Stored dataset items:

= = =

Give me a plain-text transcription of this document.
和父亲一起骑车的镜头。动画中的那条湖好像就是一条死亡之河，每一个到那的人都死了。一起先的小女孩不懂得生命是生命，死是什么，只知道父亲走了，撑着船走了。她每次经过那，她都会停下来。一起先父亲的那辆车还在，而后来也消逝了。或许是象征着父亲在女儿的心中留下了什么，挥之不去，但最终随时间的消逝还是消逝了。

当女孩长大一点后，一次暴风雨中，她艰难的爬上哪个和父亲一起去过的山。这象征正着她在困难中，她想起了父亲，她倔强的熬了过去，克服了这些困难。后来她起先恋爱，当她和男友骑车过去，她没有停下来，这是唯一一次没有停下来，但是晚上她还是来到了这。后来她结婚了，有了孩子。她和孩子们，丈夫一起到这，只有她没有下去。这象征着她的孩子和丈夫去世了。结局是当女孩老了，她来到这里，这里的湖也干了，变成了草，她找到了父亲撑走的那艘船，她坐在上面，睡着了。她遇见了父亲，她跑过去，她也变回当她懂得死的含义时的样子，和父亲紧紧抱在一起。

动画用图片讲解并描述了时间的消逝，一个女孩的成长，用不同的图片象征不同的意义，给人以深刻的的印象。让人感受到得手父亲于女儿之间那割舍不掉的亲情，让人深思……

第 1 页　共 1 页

= = =

Every record shown above should be written out again exactly.

* _TASK OUTPUT_
Give me a plain-text transcription of this document.
和父亲一起骑车的镜头。动画中的那条湖好像就是一条死亡之河，每一个到那的人都死了。一起先的小女孩不懂得生命是生命，死是什么，只知道父亲走了，撑着船走了。她每次经过那，她都会停下来。一起先父亲的那辆车还在，而后来也消逝了。或许是象征着父亲在女儿的心中留下了什么，挥之不去，但最终随时间的消逝还是消逝了。

当女孩长大一点后，一次暴风雨中，她艰难的爬上哪个和父亲一起去过的山。这象征正着她在困难中，她想起了父亲，她倔强的熬了过去，克服了这些困难。后来她起先恋爱，当她和男友骑车过去，她没有停下来，这是唯一一次没有停下来，但是晚上她还是来到了这。后来她结婚了，有了孩子。她和孩子们，丈夫一起到这，只有她没有下去。这象征着她的孩子和丈夫去世了。结局是当女孩老了，她来到这里，这里的湖也干了，变成了草，她找到了父亲撑走的那艘船，她坐在上面，睡着了。她遇见了父亲，她跑过去，她也变回当她懂得死的含义时的样子，和父亲紧紧抱在一起。

动画用图片讲解并描述了时间的消逝，一个女孩的成长，用不同的图片象征不同的意义，给人以深刻的的印象。让人感受到得手父亲于女儿之间那割舍不掉的亲情，让人深思……

第 1 页　共 1 页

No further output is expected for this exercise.